> What is asked:
For the data below, report the number of lines that contain the string "marker" and nothing else.

> Input material:
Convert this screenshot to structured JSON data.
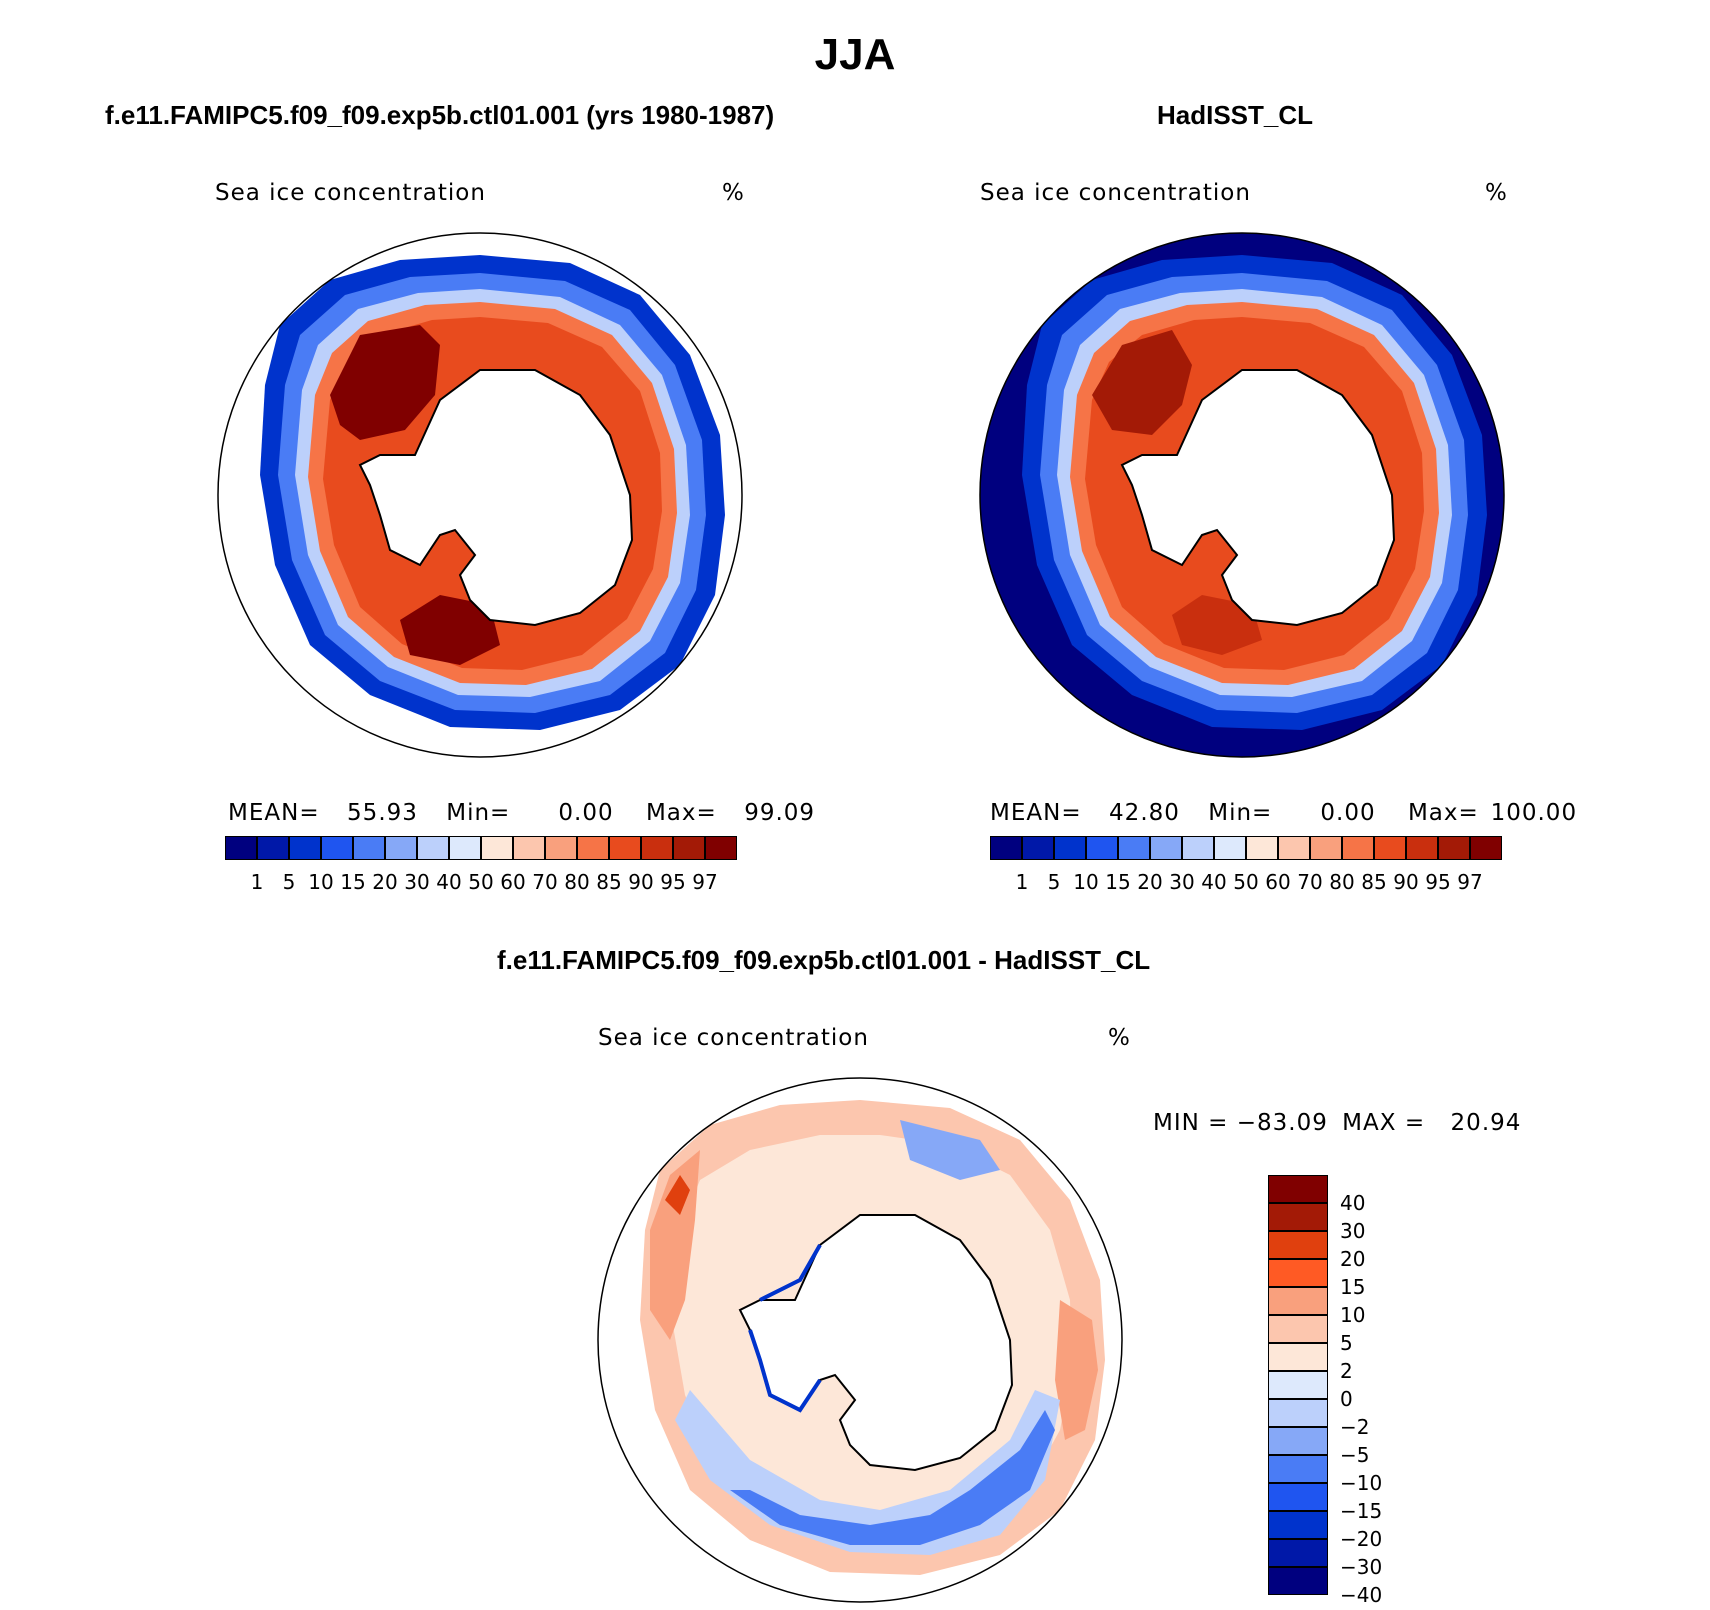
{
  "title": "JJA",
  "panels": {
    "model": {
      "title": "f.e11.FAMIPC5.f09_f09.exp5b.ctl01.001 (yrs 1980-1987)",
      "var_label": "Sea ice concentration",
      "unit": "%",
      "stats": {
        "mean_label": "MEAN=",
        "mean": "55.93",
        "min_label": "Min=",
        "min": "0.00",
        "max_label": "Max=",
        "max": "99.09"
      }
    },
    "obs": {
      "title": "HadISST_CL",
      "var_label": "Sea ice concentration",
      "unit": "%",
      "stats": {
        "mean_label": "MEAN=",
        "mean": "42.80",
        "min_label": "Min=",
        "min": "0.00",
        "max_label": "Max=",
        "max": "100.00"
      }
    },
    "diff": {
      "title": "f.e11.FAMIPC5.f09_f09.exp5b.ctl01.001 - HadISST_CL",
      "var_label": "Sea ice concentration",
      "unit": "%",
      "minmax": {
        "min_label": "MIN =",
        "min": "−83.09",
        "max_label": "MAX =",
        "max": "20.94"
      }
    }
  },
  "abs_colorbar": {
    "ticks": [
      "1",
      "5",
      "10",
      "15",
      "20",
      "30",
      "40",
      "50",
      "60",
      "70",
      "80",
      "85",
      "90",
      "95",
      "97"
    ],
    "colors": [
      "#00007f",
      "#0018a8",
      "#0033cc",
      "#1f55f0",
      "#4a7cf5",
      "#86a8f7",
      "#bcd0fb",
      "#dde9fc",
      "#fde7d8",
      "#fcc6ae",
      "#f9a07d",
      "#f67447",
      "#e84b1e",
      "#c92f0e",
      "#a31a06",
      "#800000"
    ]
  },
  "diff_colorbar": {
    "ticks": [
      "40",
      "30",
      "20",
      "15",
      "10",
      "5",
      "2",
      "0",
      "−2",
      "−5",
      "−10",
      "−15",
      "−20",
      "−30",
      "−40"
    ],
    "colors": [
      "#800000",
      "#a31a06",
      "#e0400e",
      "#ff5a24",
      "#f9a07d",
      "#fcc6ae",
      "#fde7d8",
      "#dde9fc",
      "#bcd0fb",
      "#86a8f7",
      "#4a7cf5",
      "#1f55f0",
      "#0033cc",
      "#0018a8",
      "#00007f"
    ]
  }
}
* * *
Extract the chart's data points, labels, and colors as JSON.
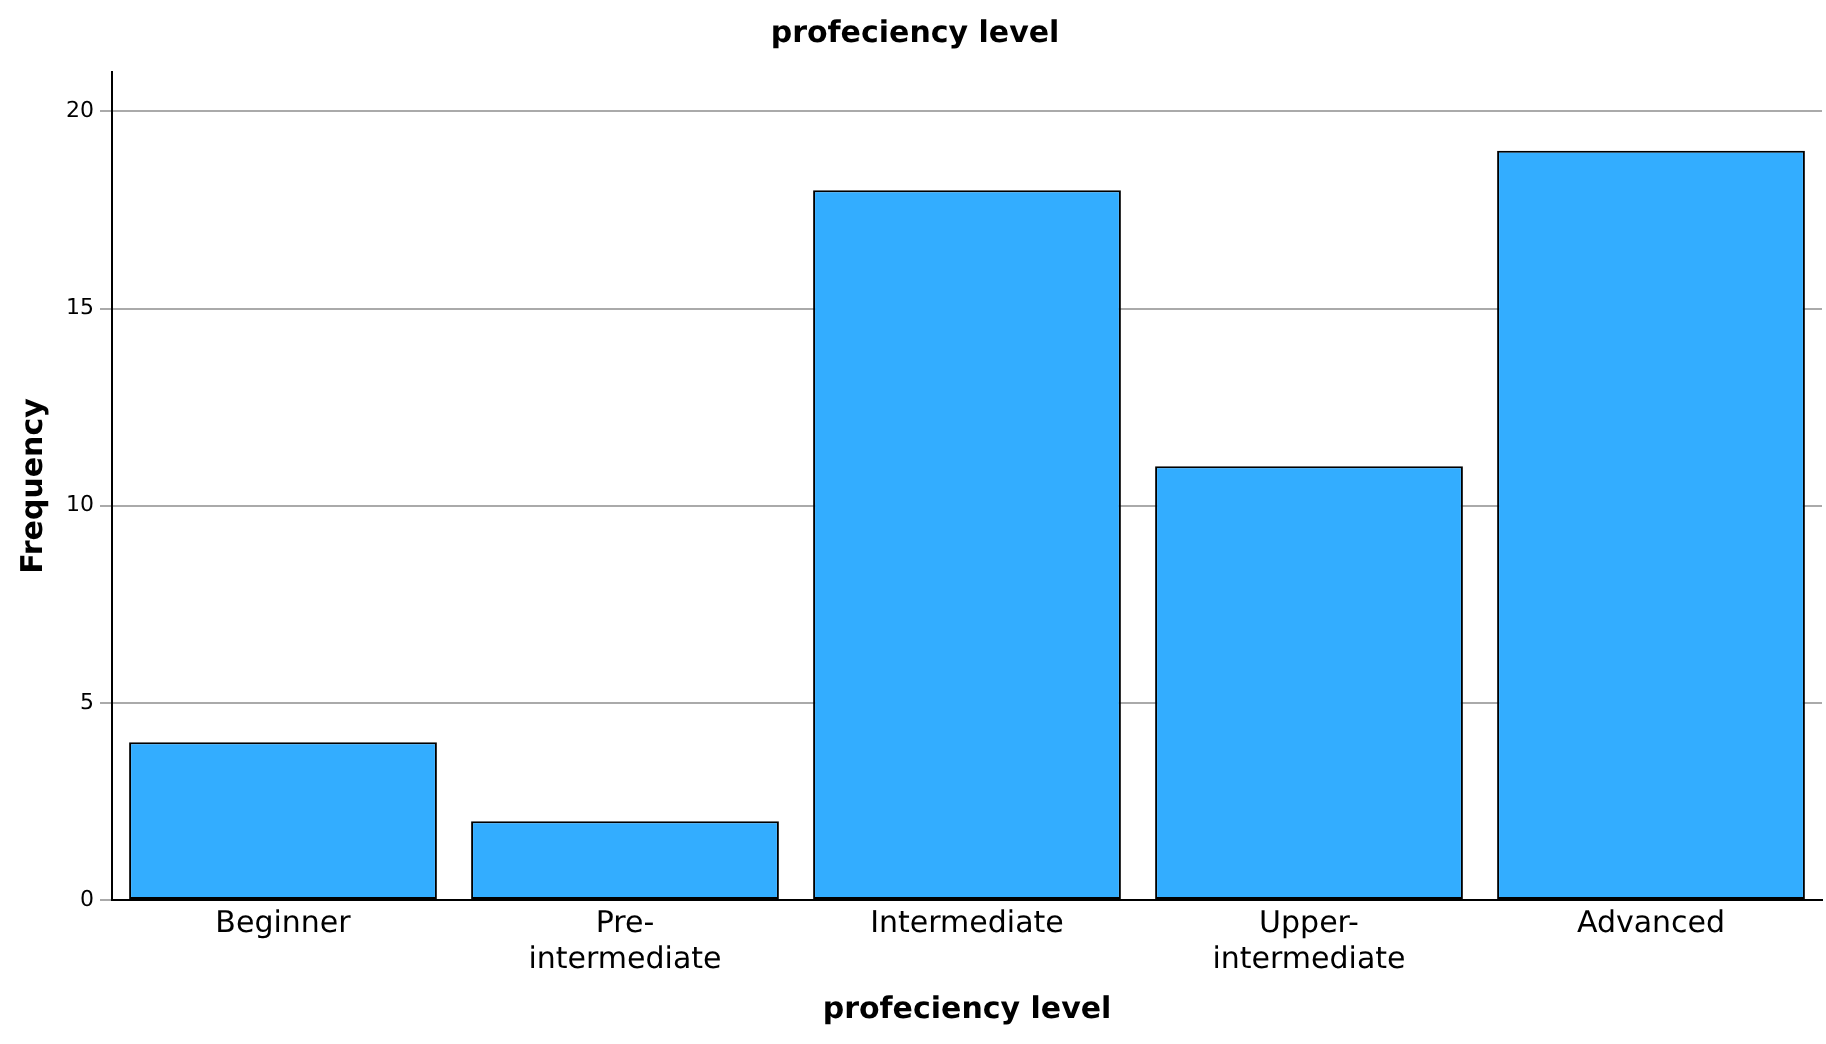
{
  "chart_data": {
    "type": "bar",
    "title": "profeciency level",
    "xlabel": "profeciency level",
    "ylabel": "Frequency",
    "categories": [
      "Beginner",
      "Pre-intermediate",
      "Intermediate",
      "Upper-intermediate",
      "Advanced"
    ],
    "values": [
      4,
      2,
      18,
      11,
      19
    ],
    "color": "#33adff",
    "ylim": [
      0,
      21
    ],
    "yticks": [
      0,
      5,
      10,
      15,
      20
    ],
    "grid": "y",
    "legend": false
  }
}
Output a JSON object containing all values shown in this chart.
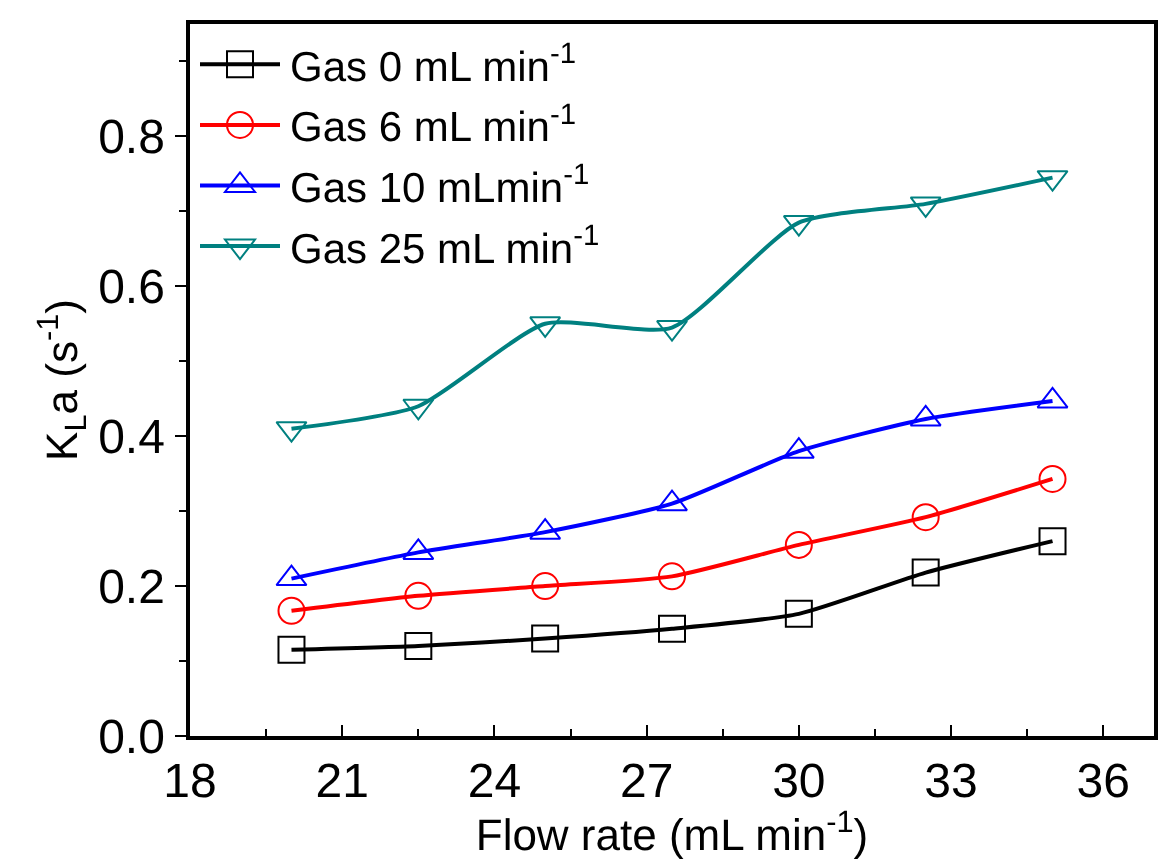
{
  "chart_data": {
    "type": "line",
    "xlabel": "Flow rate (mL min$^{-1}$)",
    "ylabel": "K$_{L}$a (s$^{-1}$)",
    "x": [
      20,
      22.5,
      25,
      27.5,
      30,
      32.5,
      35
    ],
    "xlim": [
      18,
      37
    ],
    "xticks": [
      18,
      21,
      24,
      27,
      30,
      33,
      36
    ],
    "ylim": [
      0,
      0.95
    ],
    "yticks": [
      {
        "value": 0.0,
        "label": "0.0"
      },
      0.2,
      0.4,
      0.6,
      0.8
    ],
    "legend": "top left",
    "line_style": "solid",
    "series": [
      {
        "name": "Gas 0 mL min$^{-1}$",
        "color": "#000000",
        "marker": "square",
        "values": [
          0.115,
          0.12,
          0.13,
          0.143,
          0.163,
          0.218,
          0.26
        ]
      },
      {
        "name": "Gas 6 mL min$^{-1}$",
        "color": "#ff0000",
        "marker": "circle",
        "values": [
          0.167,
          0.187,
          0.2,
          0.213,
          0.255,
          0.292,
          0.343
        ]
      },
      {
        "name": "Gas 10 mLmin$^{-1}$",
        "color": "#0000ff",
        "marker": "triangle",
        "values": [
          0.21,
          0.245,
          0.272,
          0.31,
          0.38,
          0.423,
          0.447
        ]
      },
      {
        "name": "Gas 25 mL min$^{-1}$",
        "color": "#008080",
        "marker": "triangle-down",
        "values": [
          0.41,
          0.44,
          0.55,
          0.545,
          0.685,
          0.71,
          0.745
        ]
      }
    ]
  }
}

> Result:
4